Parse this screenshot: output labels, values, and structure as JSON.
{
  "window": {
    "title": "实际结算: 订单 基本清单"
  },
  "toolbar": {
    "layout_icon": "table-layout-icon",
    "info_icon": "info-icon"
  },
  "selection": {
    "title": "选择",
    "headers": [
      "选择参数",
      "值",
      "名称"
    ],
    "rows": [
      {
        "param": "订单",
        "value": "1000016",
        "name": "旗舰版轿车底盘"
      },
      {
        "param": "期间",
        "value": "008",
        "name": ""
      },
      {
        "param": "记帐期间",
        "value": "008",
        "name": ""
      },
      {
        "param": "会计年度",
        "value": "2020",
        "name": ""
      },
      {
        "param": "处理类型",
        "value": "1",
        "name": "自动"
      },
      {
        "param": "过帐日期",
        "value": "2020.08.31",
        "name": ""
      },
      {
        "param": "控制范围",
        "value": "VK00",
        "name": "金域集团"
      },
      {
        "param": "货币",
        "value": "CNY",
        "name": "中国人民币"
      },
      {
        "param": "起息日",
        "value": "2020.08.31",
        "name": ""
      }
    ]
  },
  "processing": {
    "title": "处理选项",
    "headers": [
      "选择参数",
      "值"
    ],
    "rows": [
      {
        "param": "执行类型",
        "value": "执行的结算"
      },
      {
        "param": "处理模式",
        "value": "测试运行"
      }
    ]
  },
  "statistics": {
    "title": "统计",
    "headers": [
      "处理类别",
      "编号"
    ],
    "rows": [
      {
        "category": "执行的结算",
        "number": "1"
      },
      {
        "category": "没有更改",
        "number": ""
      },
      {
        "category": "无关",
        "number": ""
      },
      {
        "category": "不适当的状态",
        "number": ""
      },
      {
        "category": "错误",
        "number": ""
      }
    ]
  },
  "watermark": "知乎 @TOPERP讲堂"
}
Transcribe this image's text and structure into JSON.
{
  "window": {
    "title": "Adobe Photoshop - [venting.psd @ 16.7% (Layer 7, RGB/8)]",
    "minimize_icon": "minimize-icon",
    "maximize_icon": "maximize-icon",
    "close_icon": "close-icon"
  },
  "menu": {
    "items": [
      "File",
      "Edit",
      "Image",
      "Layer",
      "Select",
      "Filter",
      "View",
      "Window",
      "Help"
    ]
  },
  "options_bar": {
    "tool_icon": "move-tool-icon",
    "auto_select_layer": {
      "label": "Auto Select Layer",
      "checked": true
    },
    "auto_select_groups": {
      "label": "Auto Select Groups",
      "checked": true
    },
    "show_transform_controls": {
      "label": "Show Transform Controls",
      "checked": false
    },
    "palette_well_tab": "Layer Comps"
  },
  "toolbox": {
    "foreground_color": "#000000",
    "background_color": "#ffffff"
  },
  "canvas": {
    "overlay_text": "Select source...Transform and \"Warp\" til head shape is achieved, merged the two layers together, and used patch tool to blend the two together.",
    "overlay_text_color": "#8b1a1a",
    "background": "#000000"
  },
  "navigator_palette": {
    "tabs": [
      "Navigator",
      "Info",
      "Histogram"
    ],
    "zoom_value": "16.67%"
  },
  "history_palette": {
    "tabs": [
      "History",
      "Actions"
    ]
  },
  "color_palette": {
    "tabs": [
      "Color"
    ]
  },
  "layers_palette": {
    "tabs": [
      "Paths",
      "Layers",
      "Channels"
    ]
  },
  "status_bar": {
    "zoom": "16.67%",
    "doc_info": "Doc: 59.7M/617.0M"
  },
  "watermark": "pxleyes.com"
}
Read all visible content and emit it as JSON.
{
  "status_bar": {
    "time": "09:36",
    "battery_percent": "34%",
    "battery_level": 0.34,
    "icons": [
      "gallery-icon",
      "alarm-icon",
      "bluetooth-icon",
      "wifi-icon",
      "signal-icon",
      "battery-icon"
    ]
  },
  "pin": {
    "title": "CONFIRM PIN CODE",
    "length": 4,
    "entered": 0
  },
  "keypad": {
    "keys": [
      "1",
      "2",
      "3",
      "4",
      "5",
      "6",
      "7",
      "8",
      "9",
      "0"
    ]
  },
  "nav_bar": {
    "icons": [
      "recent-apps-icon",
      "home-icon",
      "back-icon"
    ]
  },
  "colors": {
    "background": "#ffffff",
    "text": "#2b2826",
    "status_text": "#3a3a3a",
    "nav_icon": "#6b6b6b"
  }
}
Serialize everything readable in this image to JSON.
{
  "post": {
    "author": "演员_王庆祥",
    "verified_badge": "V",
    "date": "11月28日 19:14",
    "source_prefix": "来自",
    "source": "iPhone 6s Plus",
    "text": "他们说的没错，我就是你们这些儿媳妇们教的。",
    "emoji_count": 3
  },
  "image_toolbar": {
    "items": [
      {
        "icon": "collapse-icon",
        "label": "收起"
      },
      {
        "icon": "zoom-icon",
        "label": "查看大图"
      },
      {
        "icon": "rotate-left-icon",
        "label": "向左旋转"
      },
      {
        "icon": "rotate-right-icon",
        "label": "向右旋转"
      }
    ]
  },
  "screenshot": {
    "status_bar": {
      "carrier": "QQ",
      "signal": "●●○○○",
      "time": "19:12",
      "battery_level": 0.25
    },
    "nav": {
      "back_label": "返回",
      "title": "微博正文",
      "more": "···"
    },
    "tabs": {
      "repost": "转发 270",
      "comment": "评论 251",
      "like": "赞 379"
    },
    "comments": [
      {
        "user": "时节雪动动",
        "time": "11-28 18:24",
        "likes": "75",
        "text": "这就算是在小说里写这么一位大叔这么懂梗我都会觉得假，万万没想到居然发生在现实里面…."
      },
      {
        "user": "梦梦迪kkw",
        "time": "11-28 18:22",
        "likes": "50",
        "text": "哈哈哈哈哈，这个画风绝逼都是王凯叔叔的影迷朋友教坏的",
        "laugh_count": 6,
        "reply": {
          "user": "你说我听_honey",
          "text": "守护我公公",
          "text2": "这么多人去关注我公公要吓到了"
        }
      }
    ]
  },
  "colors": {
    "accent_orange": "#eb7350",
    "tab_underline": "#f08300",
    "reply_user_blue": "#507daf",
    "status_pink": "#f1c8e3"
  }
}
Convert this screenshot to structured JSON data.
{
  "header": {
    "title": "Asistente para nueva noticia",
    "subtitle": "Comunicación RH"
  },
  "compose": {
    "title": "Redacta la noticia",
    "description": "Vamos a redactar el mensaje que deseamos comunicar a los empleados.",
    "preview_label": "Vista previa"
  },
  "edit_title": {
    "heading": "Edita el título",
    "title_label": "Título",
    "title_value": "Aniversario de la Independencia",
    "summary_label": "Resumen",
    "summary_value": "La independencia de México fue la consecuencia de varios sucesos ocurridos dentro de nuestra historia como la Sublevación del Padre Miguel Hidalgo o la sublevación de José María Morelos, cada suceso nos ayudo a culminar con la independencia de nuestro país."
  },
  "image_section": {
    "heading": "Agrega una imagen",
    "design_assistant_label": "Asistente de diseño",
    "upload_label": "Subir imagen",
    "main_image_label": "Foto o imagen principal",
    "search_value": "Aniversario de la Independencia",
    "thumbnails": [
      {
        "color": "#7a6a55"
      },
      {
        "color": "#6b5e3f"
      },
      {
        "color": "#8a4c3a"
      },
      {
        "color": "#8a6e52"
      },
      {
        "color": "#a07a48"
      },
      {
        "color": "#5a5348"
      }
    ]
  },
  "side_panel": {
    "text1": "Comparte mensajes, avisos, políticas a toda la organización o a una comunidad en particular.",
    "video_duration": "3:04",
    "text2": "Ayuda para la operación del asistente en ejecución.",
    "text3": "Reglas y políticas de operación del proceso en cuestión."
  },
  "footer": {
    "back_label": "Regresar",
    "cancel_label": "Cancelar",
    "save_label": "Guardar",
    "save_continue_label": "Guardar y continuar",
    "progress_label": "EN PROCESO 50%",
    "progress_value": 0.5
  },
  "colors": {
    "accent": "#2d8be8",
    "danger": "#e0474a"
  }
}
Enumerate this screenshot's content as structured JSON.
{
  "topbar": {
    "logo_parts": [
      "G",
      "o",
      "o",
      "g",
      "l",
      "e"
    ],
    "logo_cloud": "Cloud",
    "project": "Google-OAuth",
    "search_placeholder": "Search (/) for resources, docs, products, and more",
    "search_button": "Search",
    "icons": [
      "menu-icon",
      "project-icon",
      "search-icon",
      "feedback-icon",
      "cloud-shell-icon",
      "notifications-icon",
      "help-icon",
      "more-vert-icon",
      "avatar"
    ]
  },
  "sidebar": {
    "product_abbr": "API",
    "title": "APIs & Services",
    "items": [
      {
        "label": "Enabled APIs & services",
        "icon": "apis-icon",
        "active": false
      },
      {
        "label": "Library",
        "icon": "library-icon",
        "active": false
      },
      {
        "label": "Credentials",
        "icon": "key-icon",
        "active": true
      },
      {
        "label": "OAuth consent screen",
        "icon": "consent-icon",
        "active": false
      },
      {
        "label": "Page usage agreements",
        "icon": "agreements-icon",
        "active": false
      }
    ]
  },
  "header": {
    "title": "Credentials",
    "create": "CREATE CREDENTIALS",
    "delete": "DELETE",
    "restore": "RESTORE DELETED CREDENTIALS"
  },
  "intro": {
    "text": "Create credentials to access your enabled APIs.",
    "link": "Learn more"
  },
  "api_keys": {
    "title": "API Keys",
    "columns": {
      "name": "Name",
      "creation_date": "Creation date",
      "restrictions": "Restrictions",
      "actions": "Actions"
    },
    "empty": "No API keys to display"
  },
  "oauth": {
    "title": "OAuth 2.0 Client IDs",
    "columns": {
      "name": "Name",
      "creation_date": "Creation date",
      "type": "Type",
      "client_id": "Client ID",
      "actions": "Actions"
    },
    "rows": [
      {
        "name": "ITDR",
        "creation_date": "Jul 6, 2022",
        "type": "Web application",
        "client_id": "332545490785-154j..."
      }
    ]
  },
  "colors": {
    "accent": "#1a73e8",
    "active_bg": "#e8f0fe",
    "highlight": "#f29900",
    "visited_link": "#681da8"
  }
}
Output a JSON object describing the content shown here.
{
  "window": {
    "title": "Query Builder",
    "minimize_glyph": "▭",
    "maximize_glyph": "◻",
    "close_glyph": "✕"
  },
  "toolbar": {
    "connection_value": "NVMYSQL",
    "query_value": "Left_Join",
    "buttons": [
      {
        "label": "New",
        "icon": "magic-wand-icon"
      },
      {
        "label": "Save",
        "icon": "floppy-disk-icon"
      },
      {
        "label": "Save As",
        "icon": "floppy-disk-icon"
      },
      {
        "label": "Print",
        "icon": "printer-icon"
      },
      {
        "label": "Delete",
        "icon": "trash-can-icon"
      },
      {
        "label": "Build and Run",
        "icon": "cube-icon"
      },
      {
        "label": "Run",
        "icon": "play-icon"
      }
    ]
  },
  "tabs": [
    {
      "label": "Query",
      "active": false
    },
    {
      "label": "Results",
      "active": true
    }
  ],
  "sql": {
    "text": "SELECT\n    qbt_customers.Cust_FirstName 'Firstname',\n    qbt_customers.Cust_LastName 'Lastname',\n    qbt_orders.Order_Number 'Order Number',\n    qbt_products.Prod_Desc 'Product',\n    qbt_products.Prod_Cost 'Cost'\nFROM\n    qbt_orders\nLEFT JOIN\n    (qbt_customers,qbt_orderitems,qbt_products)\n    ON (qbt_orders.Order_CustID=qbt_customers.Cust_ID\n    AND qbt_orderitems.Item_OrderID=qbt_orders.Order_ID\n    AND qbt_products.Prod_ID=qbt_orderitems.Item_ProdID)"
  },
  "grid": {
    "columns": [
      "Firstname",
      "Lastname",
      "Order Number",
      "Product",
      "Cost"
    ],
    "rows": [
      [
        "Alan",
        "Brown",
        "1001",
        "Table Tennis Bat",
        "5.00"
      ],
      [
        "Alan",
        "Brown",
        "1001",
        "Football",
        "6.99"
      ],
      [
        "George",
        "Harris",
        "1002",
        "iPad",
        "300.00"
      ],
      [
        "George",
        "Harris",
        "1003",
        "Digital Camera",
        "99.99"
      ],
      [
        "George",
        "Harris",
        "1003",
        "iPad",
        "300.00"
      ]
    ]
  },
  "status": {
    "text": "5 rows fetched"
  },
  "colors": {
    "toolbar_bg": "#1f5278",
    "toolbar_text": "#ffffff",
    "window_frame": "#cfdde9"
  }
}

══════

SHORT TASK:
Within the listing above, copy each line that has the string "Firstname".

RIGHT ANSWER:
    "text": "SELECT\n    qbt_customers.Cust_FirstName 'Firstname',\n    qbt_customers.Cust_LastName 'Lastname',\n    qbt_orders.Order_Number 'Order Number',\n    qbt_products.Prod_Desc 'Product',\n    qbt_products.Prod_Cost 'Cost'\nFROM\n    qbt_orders\nLEFT JOIN\n    (qbt_customers,qbt_orderitems,qbt_products)\n    ON (qbt_orders.Order_CustID=qbt_customers.Cust_ID\n    AND qbt_orderitems.Item_OrderID=qbt_orders.Order_ID\n    AND qbt_products.Prod_ID=qbt_orderitems.Item_ProdID)"
      "Firstname",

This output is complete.